** begin **

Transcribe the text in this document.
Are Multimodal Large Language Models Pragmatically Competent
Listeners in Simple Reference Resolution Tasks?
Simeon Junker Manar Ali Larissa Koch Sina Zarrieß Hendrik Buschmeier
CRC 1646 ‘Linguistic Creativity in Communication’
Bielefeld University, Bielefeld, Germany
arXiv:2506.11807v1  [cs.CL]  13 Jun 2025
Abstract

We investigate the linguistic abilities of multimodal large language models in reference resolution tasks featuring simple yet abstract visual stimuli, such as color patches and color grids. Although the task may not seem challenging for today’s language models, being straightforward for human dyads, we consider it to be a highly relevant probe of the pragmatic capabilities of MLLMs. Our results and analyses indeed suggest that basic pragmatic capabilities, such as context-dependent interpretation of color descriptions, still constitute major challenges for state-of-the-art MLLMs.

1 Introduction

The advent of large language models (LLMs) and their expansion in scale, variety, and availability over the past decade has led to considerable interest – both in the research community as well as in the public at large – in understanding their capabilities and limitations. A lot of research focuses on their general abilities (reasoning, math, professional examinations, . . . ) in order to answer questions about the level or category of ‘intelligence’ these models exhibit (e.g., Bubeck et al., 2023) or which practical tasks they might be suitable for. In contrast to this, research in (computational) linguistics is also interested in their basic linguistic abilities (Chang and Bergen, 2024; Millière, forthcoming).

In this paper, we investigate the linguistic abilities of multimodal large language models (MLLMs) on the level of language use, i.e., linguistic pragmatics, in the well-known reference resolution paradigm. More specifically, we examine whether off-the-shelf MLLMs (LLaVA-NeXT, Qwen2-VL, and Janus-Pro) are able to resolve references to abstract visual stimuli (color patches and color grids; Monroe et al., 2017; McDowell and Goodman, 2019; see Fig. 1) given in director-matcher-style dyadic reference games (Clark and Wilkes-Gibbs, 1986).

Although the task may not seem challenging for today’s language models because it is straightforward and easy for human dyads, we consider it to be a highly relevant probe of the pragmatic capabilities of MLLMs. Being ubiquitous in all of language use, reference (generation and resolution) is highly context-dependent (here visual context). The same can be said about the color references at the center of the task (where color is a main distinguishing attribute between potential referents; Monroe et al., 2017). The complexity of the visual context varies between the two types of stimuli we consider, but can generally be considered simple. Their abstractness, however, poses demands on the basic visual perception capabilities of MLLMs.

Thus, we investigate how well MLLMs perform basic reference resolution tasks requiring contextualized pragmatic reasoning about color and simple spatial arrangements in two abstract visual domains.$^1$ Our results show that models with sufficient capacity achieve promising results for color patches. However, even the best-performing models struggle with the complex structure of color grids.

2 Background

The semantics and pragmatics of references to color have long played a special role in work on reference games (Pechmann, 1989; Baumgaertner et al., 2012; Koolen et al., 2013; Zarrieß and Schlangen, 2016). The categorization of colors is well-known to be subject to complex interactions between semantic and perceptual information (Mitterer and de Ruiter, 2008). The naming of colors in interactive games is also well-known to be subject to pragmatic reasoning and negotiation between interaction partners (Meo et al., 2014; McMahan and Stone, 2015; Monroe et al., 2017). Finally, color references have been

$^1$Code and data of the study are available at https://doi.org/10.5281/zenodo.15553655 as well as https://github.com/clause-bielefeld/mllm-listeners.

** end **

> _Objective_
Make a list of all lines in the data that contain "Zarrieß".

> _Response to the task_
Simeon Junker Manar Ali Larissa Koch Sina Zarrieß Hendrik Buschmeier
The semantics and pragmatics of references to color have long played a special role in work on reference games (Pechmann, 1989; Baumgaertner et al., 2012; Koolen et al., 2013; Zarrieß and Schlangen, 2016). The categorization of colors is well-known to be subject to complex interactions between semantic and perceptual information (Mitterer and de Ruiter, 2008). The naming of colors in interactive games is also well-known to be subject to pragmatic reasoning and negotiation between interaction partners (Meo et al., 2014; McMahan and Stone, 2015; Monroe et al., 2017). Finally, color references have been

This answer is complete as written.